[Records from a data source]
..........

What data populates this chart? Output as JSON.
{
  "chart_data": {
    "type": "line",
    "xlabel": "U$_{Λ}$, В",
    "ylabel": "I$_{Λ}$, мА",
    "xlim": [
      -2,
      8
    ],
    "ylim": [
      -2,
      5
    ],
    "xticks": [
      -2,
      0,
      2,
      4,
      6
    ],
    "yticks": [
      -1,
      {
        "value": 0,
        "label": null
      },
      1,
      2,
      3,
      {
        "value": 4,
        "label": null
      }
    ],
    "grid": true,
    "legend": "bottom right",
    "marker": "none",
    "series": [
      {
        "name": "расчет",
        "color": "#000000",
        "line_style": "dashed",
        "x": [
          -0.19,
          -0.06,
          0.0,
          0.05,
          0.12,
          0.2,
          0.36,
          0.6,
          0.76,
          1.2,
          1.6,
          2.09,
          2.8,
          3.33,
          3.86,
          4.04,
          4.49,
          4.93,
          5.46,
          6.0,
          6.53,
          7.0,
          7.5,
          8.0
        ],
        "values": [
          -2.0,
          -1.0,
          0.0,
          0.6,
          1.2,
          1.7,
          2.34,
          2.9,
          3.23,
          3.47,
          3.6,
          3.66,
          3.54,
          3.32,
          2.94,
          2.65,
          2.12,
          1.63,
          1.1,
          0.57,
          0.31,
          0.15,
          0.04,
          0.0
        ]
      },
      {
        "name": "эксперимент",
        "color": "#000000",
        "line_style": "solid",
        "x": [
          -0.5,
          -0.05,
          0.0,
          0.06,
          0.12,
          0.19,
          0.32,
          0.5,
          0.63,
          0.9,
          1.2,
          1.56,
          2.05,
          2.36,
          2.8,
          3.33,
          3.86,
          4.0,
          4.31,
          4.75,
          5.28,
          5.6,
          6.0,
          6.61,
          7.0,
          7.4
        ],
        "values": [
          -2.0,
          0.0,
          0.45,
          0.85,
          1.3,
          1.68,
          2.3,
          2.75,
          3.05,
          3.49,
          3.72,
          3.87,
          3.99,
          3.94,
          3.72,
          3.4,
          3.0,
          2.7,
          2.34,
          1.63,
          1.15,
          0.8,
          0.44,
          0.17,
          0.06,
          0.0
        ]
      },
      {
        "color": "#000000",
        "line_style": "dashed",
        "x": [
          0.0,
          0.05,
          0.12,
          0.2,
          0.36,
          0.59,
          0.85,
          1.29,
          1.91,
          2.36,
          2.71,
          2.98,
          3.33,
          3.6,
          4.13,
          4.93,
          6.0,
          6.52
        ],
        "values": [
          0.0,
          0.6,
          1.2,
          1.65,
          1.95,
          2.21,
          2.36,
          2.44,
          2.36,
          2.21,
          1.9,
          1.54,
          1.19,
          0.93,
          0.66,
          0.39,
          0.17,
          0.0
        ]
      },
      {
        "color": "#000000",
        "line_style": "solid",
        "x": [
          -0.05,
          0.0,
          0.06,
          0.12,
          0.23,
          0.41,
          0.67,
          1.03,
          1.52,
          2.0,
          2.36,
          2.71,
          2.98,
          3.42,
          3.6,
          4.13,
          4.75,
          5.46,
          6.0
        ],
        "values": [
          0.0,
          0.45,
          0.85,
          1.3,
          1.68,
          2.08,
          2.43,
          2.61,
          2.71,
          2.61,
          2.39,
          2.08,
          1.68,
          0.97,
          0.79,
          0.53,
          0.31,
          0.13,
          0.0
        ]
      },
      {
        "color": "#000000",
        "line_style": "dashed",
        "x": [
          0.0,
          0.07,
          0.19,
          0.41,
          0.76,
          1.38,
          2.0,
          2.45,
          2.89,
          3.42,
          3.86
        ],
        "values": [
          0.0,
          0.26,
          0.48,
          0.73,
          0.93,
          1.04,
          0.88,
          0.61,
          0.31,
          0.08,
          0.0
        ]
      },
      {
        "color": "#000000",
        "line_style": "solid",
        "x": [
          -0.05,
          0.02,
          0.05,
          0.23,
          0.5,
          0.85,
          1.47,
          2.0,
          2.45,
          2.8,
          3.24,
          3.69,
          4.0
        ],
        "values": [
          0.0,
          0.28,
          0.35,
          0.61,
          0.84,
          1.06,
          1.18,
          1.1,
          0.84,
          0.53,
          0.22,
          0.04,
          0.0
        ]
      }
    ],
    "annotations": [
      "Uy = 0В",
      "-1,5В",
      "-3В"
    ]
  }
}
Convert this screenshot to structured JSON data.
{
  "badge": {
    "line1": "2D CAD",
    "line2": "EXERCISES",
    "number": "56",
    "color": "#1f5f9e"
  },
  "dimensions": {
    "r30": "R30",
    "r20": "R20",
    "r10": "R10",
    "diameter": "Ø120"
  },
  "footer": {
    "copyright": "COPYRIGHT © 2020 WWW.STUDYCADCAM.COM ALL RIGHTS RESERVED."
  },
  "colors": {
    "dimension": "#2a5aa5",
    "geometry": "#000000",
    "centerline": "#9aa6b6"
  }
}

..........

STATED PROBLEM: List the lines of the material in which the word "this" occurs.

SOLUTION BELOW:
What data populates this chart? Output as JSON.
Convert this screenshot to structured JSON data.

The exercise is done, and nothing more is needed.